Task requirements: Output every line exactly as written. Leave out pictures.

Material for this task:
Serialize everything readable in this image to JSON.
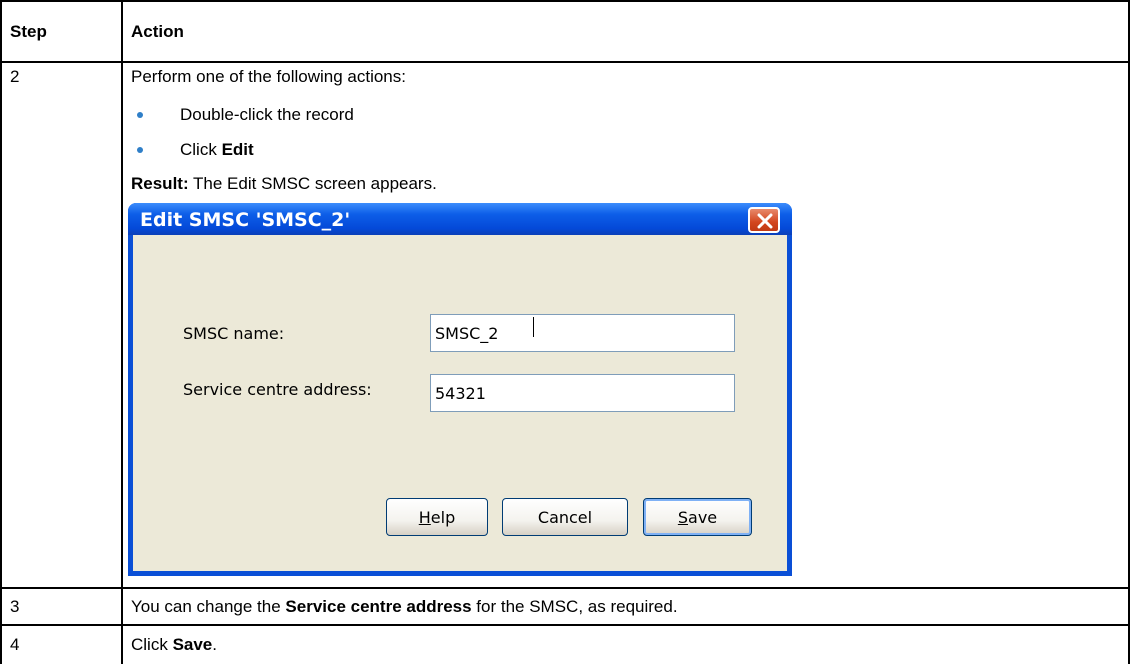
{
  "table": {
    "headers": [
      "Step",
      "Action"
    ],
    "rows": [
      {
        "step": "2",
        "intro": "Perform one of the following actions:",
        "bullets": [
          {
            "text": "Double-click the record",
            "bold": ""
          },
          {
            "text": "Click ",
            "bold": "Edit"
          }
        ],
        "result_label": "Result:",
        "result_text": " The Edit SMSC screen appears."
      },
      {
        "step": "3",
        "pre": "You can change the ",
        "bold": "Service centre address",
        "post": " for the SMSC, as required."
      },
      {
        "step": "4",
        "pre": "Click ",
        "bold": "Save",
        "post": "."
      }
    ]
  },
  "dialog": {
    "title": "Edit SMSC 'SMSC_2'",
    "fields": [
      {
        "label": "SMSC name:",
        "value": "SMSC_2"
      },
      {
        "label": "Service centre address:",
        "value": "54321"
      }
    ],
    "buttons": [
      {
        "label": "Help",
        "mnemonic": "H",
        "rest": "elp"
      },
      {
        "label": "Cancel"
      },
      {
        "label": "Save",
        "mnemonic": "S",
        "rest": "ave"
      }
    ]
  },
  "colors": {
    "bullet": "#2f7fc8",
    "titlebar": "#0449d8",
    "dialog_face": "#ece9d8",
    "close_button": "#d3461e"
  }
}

The output:
Serialize everything readable in this image to JSON.
{
  "table": {
    "headers": [
      "Step",
      "Action"
    ],
    "rows": [
      {
        "step": "2",
        "intro": "Perform one of the following actions:",
        "bullets": [
          {
            "text": "Double-click the record",
            "bold": ""
          },
          {
            "text": "Click ",
            "bold": "Edit"
          }
        ],
        "result_label": "Result:",
        "result_text": " The Edit SMSC screen appears."
      },
      {
        "step": "3",
        "pre": "You can change the ",
        "bold": "Service centre address",
        "post": " for the SMSC, as required."
      },
      {
        "step": "4",
        "pre": "Click ",
        "bold": "Save",
        "post": "."
      }
    ]
  },
  "dialog": {
    "title": "Edit SMSC 'SMSC_2'",
    "fields": [
      {
        "label": "SMSC name:",
        "value": "SMSC_2"
      },
      {
        "label": "Service centre address:",
        "value": "54321"
      }
    ],
    "buttons": [
      {
        "label": "Help",
        "mnemonic": "H",
        "rest": "elp"
      },
      {
        "label": "Cancel"
      },
      {
        "label": "Save",
        "mnemonic": "S",
        "rest": "ave"
      }
    ]
  },
  "colors": {
    "bullet": "#2f7fc8",
    "titlebar": "#0449d8",
    "dialog_face": "#ece9d8",
    "close_button": "#d3461e"
  }
}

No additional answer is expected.